- What is asked: Restate the records below word for word, and omit the images they hold.

== Items

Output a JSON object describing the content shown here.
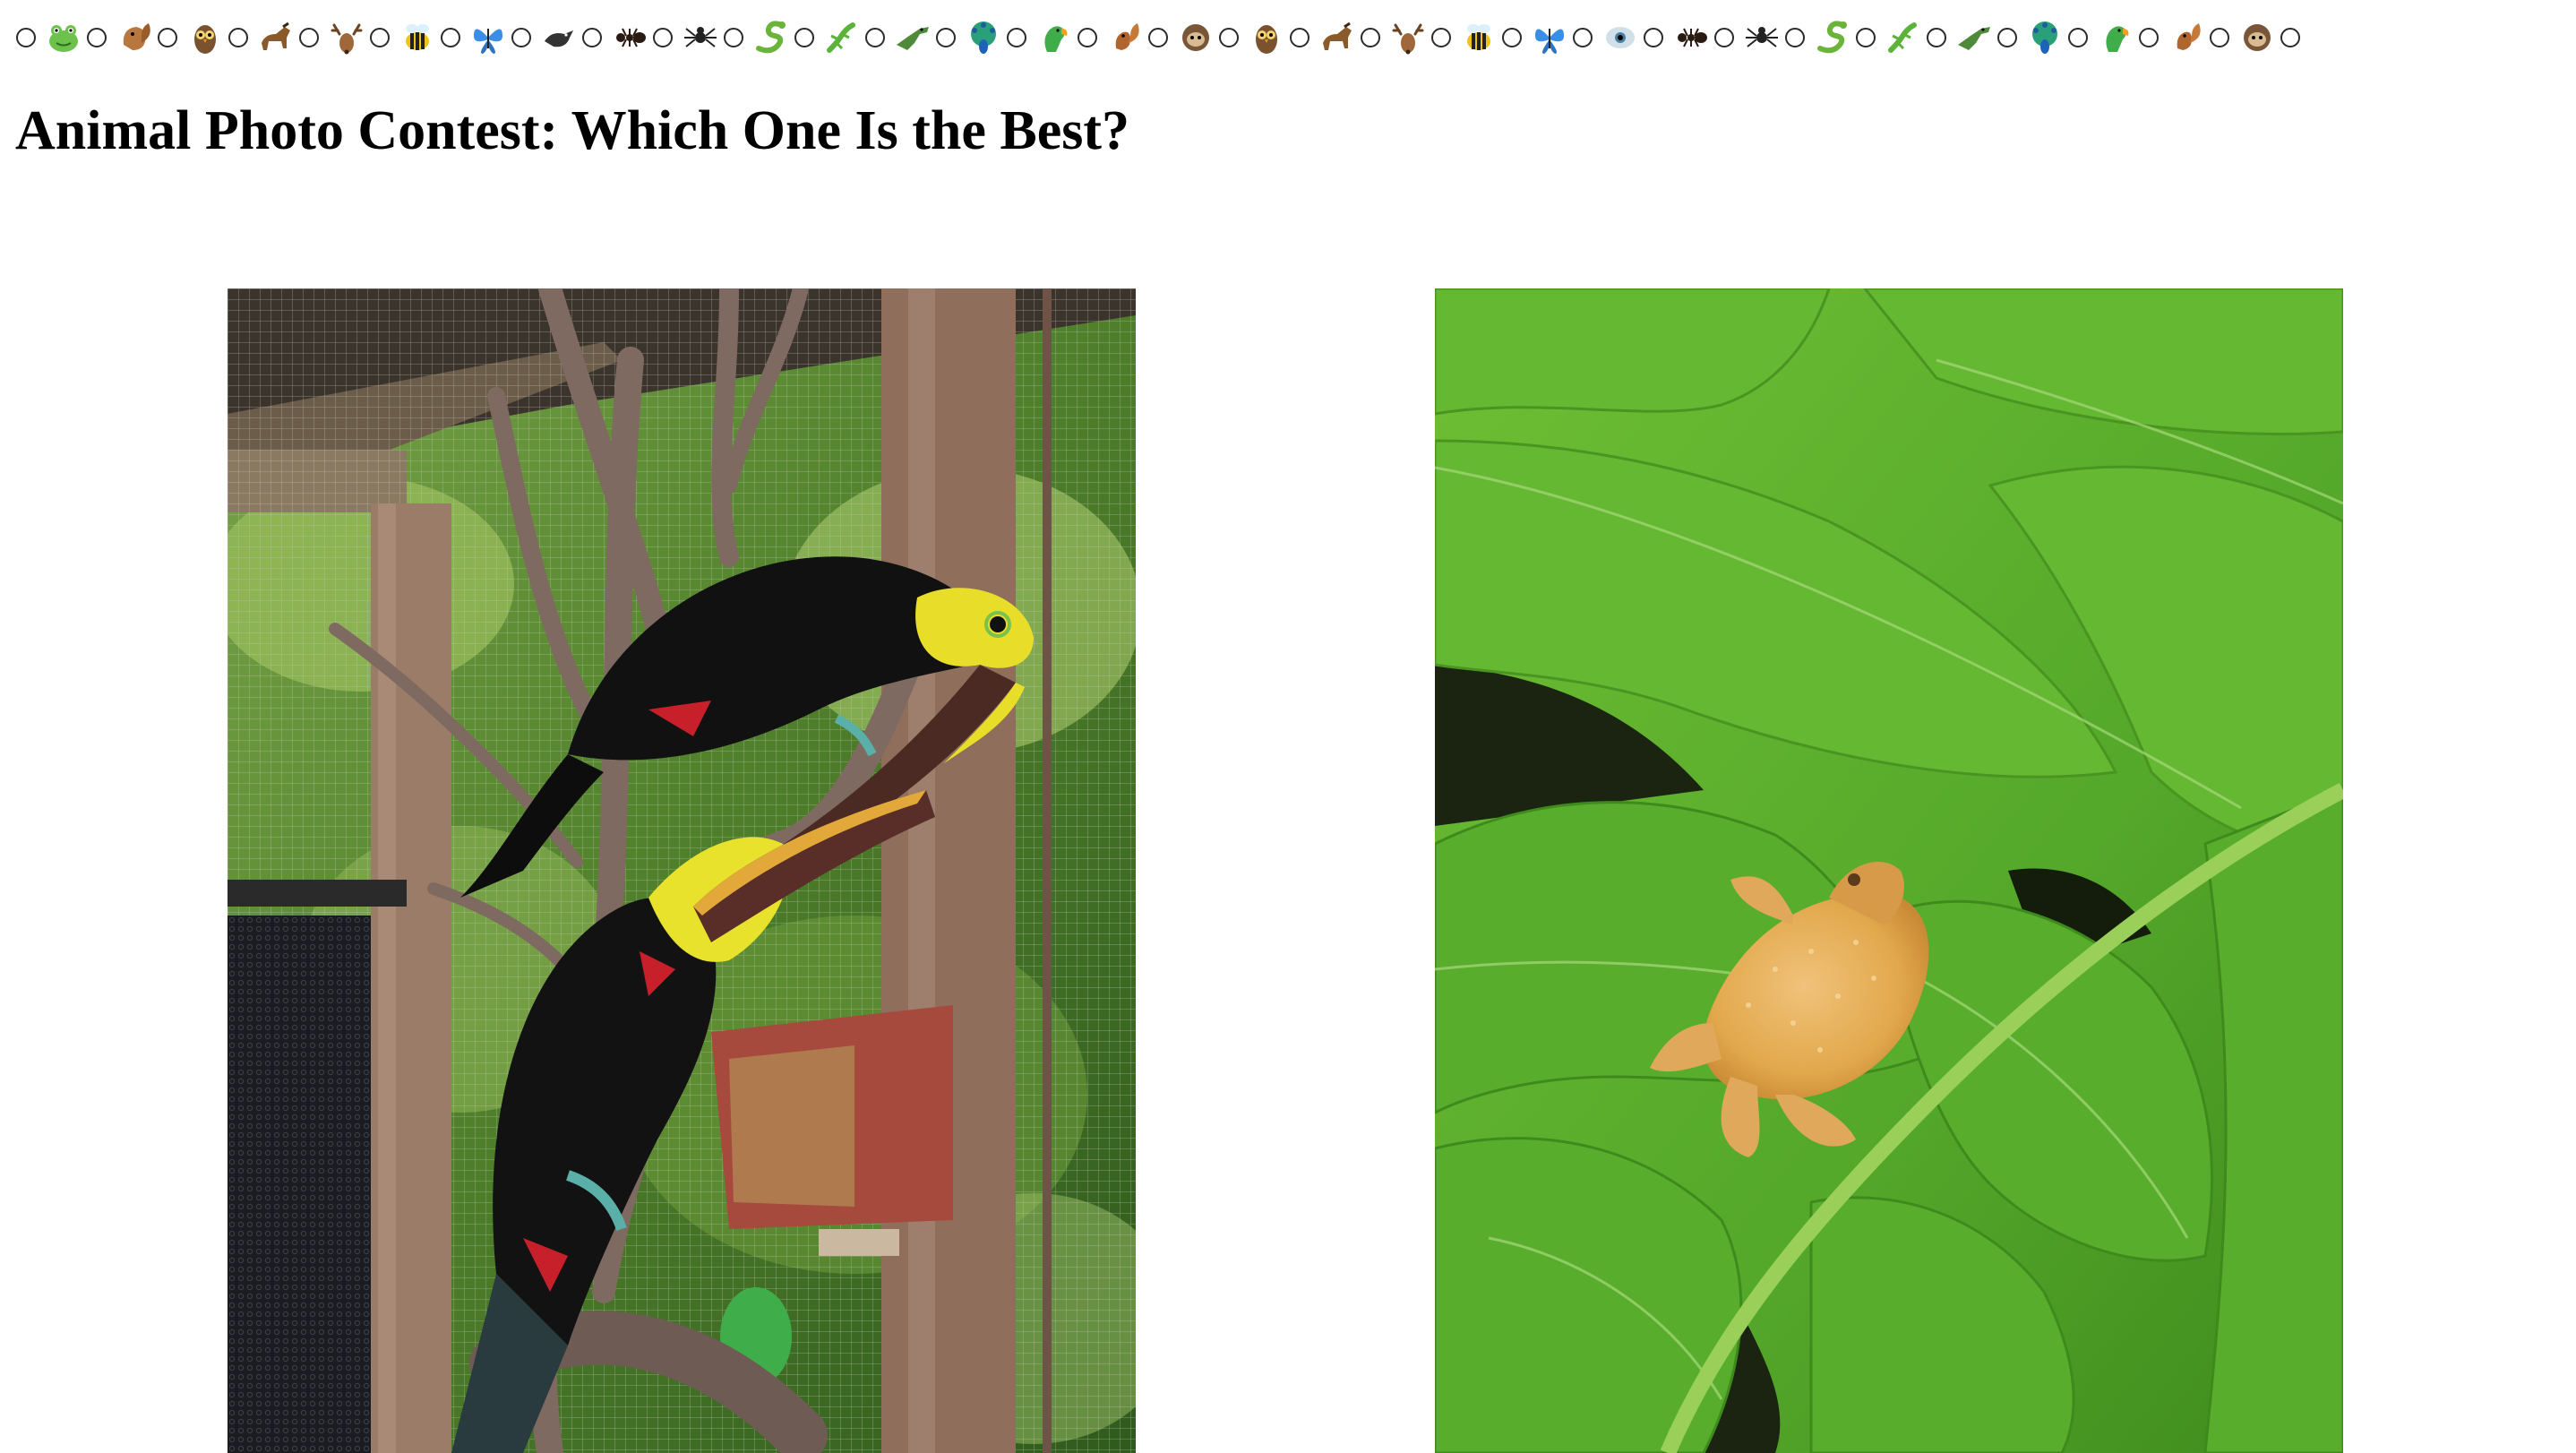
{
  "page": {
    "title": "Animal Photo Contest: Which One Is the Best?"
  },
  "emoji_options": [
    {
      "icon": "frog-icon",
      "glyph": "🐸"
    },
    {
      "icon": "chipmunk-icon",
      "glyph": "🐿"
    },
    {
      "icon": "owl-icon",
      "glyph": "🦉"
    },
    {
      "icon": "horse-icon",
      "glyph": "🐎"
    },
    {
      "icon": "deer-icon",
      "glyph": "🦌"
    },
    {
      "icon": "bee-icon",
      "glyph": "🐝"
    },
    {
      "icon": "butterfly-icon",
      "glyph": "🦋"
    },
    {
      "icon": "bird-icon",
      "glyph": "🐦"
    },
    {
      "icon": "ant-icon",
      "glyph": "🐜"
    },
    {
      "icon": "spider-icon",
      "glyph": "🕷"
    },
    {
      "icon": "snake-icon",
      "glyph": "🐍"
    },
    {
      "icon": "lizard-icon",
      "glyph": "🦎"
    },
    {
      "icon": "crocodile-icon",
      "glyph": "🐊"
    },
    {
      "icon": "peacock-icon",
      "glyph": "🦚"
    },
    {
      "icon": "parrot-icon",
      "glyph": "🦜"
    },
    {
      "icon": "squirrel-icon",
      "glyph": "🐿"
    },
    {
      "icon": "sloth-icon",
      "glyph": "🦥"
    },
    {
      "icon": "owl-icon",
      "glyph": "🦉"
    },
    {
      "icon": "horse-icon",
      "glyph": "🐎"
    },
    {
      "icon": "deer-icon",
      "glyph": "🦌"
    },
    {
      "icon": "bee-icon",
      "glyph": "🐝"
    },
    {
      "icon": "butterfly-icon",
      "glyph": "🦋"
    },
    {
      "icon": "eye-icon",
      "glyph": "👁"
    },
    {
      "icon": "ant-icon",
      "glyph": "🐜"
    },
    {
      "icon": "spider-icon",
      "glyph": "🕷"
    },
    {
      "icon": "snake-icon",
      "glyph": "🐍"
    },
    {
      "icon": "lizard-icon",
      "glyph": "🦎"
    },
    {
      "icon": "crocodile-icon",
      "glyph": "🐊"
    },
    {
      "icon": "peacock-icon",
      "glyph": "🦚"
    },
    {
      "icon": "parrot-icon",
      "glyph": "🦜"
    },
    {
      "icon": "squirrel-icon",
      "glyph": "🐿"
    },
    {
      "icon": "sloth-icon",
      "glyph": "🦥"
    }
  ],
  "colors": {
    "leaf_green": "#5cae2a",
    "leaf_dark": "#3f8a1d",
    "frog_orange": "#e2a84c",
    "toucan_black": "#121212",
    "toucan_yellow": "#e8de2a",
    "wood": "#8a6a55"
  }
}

====

- Solution to the problem:
Output a JSON object describing the content shown here.
{
  "page": {
    "title": "Animal Photo Contest: Which One Is the Best?"
  },
  "emoji_options": [
    {
      "icon": "frog-icon",
      "glyph": "🐸"
    },
    {
      "icon": "chipmunk-icon",
      "glyph": "🐿"
    },
    {
      "icon": "owl-icon",
      "glyph": "🦉"
    },
    {
      "icon": "horse-icon",
      "glyph": "🐎"
    },
    {
      "icon": "deer-icon",
      "glyph": "🦌"
    },
    {
      "icon": "bee-icon",
      "glyph": "🐝"
    },
    {
      "icon": "butterfly-icon",
      "glyph": "🦋"
    },
    {
      "icon": "bird-icon",
      "glyph": "🐦"
    },
    {
      "icon": "ant-icon",
      "glyph": "🐜"
    },
    {
      "icon": "spider-icon",
      "glyph": "🕷"
    },
    {
      "icon": "snake-icon",
      "glyph": "🐍"
    },
    {
      "icon": "lizard-icon",
      "glyph": "🦎"
    },
    {
      "icon": "crocodile-icon",
      "glyph": "🐊"
    },
    {
      "icon": "peacock-icon",
      "glyph": "🦚"
    },
    {
      "icon": "parrot-icon",
      "glyph": "🦜"
    },
    {
      "icon": "squirrel-icon",
      "glyph": "🐿"
    },
    {
      "icon": "sloth-icon",
      "glyph": "🦥"
    },
    {
      "icon": "owl-icon",
      "glyph": "🦉"
    },
    {
      "icon": "horse-icon",
      "glyph": "🐎"
    },
    {
      "icon": "deer-icon",
      "glyph": "🦌"
    },
    {
      "icon": "bee-icon",
      "glyph": "🐝"
    },
    {
      "icon": "butterfly-icon",
      "glyph": "🦋"
    },
    {
      "icon": "eye-icon",
      "glyph": "👁"
    },
    {
      "icon": "ant-icon",
      "glyph": "🐜"
    },
    {
      "icon": "spider-icon",
      "glyph": "🕷"
    },
    {
      "icon": "snake-icon",
      "glyph": "🐍"
    },
    {
      "icon": "lizard-icon",
      "glyph": "🦎"
    },
    {
      "icon": "crocodile-icon",
      "glyph": "🐊"
    },
    {
      "icon": "peacock-icon",
      "glyph": "🦚"
    },
    {
      "icon": "parrot-icon",
      "glyph": "🦜"
    },
    {
      "icon": "squirrel-icon",
      "glyph": "🐿"
    },
    {
      "icon": "sloth-icon",
      "glyph": "🦥"
    }
  ],
  "colors": {
    "leaf_green": "#5cae2a",
    "leaf_dark": "#3f8a1d",
    "frog_orange": "#e2a84c",
    "toucan_black": "#121212",
    "toucan_yellow": "#e8de2a",
    "wood": "#8a6a55"
  }
}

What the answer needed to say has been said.